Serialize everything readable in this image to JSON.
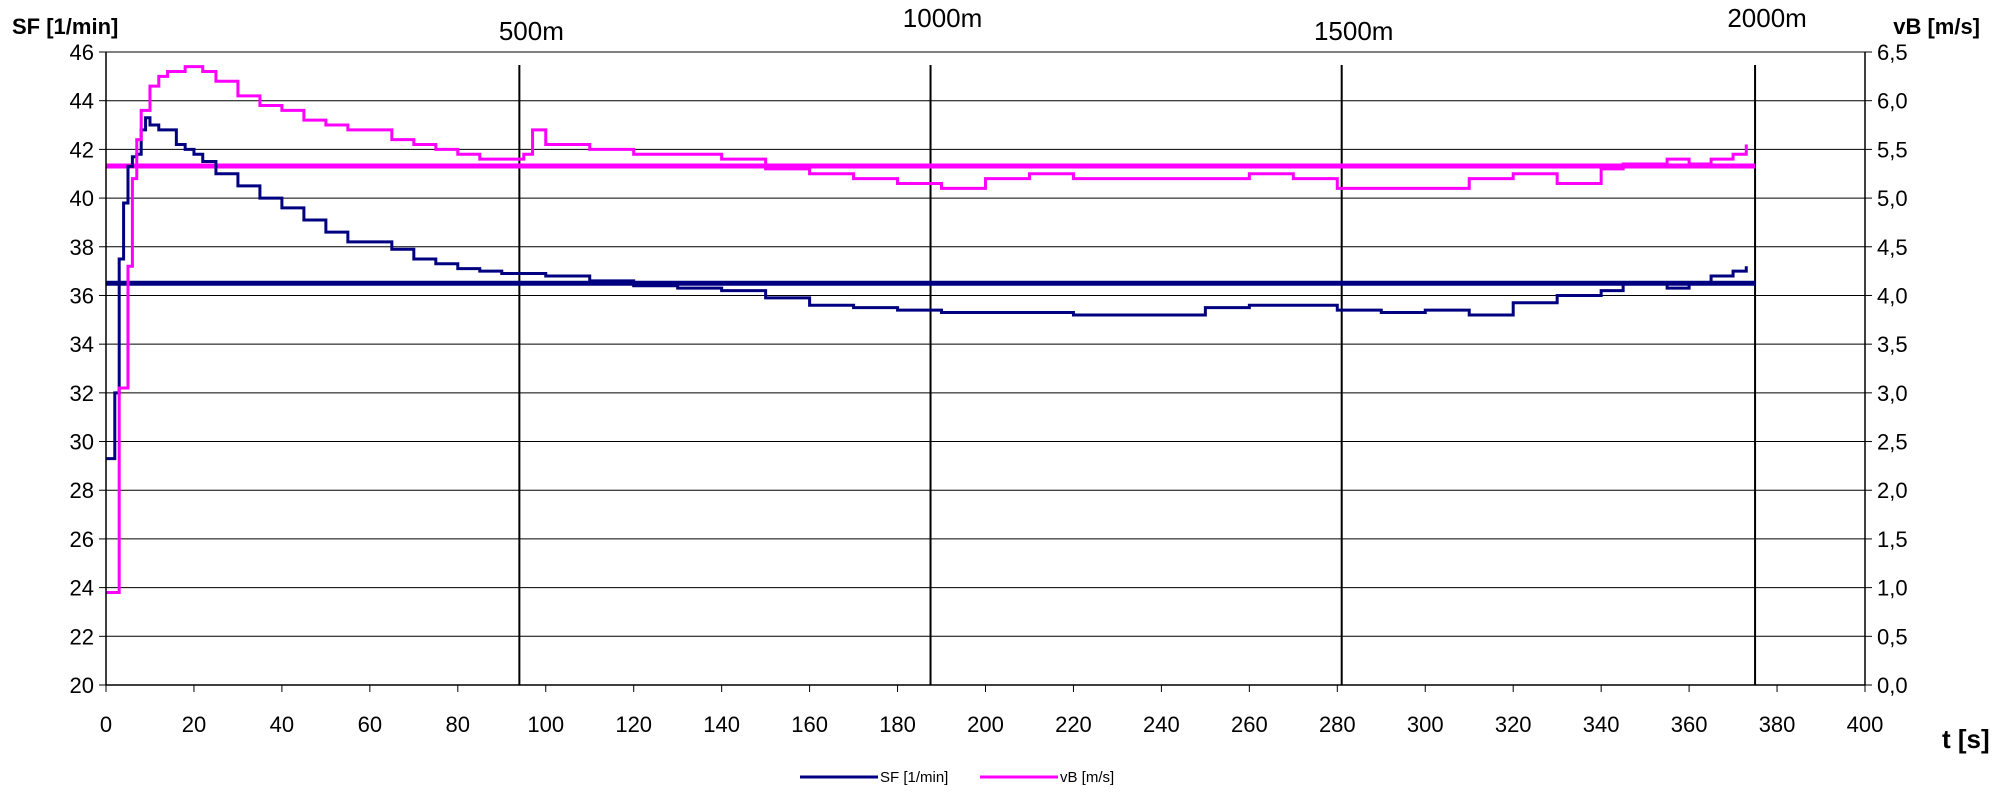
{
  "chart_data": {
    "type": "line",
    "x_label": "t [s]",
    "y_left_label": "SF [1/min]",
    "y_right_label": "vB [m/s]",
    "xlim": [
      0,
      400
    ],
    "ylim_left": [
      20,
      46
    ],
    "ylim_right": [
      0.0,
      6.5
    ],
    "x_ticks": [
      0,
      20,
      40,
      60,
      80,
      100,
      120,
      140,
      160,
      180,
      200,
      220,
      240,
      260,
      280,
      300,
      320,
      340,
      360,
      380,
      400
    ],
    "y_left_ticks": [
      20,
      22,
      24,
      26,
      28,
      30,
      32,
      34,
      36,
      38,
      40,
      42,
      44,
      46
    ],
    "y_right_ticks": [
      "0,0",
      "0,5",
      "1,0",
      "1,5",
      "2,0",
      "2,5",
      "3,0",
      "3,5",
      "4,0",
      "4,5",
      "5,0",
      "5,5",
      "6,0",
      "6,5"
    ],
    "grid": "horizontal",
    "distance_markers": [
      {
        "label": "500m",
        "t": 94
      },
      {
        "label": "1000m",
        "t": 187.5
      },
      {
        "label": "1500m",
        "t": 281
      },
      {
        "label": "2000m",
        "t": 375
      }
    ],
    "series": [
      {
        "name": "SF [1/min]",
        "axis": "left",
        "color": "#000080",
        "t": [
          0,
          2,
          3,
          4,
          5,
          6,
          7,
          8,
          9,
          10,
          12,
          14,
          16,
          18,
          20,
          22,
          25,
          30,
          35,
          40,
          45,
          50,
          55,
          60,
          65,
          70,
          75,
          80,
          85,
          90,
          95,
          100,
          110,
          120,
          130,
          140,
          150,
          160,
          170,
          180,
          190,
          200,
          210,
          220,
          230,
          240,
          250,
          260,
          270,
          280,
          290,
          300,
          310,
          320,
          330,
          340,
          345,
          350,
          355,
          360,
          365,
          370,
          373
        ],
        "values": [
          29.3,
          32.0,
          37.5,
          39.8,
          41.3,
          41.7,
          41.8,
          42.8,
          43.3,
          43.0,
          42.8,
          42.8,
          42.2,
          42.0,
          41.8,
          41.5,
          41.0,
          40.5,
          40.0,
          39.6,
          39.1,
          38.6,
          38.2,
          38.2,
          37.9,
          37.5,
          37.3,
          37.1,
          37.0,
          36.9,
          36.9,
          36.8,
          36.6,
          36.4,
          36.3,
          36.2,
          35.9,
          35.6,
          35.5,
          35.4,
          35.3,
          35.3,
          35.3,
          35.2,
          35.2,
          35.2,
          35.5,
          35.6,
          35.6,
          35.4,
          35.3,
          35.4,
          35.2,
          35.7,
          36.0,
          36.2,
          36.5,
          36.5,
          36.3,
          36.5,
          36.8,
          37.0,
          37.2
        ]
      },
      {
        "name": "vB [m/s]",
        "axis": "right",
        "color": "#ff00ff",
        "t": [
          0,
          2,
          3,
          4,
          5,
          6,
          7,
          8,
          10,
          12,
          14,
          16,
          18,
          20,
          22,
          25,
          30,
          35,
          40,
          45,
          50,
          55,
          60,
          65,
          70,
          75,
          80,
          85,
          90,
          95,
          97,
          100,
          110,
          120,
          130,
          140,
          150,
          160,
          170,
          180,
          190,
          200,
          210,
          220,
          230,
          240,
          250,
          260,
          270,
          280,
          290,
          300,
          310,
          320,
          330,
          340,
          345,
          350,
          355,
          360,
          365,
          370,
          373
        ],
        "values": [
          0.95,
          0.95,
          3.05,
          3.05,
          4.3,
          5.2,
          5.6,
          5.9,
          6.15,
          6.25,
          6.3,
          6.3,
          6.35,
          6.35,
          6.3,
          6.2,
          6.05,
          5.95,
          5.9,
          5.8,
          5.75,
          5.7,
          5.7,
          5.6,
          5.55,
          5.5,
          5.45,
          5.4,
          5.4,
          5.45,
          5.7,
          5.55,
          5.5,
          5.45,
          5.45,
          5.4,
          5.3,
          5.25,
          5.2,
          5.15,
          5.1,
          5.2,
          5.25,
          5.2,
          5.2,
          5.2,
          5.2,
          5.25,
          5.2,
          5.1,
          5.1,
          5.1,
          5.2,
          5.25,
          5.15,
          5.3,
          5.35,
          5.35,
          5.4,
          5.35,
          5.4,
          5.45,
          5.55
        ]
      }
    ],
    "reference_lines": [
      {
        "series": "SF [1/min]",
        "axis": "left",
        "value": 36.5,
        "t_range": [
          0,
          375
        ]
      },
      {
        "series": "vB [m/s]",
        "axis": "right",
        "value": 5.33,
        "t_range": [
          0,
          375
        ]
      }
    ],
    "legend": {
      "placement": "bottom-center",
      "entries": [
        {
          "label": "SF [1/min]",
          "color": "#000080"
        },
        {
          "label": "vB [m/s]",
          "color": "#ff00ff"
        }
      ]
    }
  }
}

◆ ◆ ◆

Copy the whole of the material above exactly, but not its images.

Serialize everything readable in this image to JSON.
{
  "chart_data": {
    "type": "line",
    "x_label": "t [s]",
    "y_left_label": "SF [1/min]",
    "y_right_label": "vB [m/s]",
    "xlim": [
      0,
      400
    ],
    "ylim_left": [
      20,
      46
    ],
    "ylim_right": [
      0.0,
      6.5
    ],
    "x_ticks": [
      0,
      20,
      40,
      60,
      80,
      100,
      120,
      140,
      160,
      180,
      200,
      220,
      240,
      260,
      280,
      300,
      320,
      340,
      360,
      380,
      400
    ],
    "y_left_ticks": [
      20,
      22,
      24,
      26,
      28,
      30,
      32,
      34,
      36,
      38,
      40,
      42,
      44,
      46
    ],
    "y_right_ticks": [
      "0,0",
      "0,5",
      "1,0",
      "1,5",
      "2,0",
      "2,5",
      "3,0",
      "3,5",
      "4,0",
      "4,5",
      "5,0",
      "5,5",
      "6,0",
      "6,5"
    ],
    "grid": "horizontal",
    "distance_markers": [
      {
        "label": "500m",
        "t": 94
      },
      {
        "label": "1000m",
        "t": 187.5
      },
      {
        "label": "1500m",
        "t": 281
      },
      {
        "label": "2000m",
        "t": 375
      }
    ],
    "series": [
      {
        "name": "SF [1/min]",
        "axis": "left",
        "color": "#000080",
        "t": [
          0,
          2,
          3,
          4,
          5,
          6,
          7,
          8,
          9,
          10,
          12,
          14,
          16,
          18,
          20,
          22,
          25,
          30,
          35,
          40,
          45,
          50,
          55,
          60,
          65,
          70,
          75,
          80,
          85,
          90,
          95,
          100,
          110,
          120,
          130,
          140,
          150,
          160,
          170,
          180,
          190,
          200,
          210,
          220,
          230,
          240,
          250,
          260,
          270,
          280,
          290,
          300,
          310,
          320,
          330,
          340,
          345,
          350,
          355,
          360,
          365,
          370,
          373
        ],
        "values": [
          29.3,
          32.0,
          37.5,
          39.8,
          41.3,
          41.7,
          41.8,
          42.8,
          43.3,
          43.0,
          42.8,
          42.8,
          42.2,
          42.0,
          41.8,
          41.5,
          41.0,
          40.5,
          40.0,
          39.6,
          39.1,
          38.6,
          38.2,
          38.2,
          37.9,
          37.5,
          37.3,
          37.1,
          37.0,
          36.9,
          36.9,
          36.8,
          36.6,
          36.4,
          36.3,
          36.2,
          35.9,
          35.6,
          35.5,
          35.4,
          35.3,
          35.3,
          35.3,
          35.2,
          35.2,
          35.2,
          35.5,
          35.6,
          35.6,
          35.4,
          35.3,
          35.4,
          35.2,
          35.7,
          36.0,
          36.2,
          36.5,
          36.5,
          36.3,
          36.5,
          36.8,
          37.0,
          37.2
        ]
      },
      {
        "name": "vB [m/s]",
        "axis": "right",
        "color": "#ff00ff",
        "t": [
          0,
          2,
          3,
          4,
          5,
          6,
          7,
          8,
          10,
          12,
          14,
          16,
          18,
          20,
          22,
          25,
          30,
          35,
          40,
          45,
          50,
          55,
          60,
          65,
          70,
          75,
          80,
          85,
          90,
          95,
          97,
          100,
          110,
          120,
          130,
          140,
          150,
          160,
          170,
          180,
          190,
          200,
          210,
          220,
          230,
          240,
          250,
          260,
          270,
          280,
          290,
          300,
          310,
          320,
          330,
          340,
          345,
          350,
          355,
          360,
          365,
          370,
          373
        ],
        "values": [
          0.95,
          0.95,
          3.05,
          3.05,
          4.3,
          5.2,
          5.6,
          5.9,
          6.15,
          6.25,
          6.3,
          6.3,
          6.35,
          6.35,
          6.3,
          6.2,
          6.05,
          5.95,
          5.9,
          5.8,
          5.75,
          5.7,
          5.7,
          5.6,
          5.55,
          5.5,
          5.45,
          5.4,
          5.4,
          5.45,
          5.7,
          5.55,
          5.5,
          5.45,
          5.45,
          5.4,
          5.3,
          5.25,
          5.2,
          5.15,
          5.1,
          5.2,
          5.25,
          5.2,
          5.2,
          5.2,
          5.2,
          5.25,
          5.2,
          5.1,
          5.1,
          5.1,
          5.2,
          5.25,
          5.15,
          5.3,
          5.35,
          5.35,
          5.4,
          5.35,
          5.4,
          5.45,
          5.55
        ]
      }
    ],
    "reference_lines": [
      {
        "series": "SF [1/min]",
        "axis": "left",
        "value": 36.5,
        "t_range": [
          0,
          375
        ]
      },
      {
        "series": "vB [m/s]",
        "axis": "right",
        "value": 5.33,
        "t_range": [
          0,
          375
        ]
      }
    ],
    "legend": {
      "placement": "bottom-center",
      "entries": [
        {
          "label": "SF [1/min]",
          "color": "#000080"
        },
        {
          "label": "vB [m/s]",
          "color": "#ff00ff"
        }
      ]
    }
  }
}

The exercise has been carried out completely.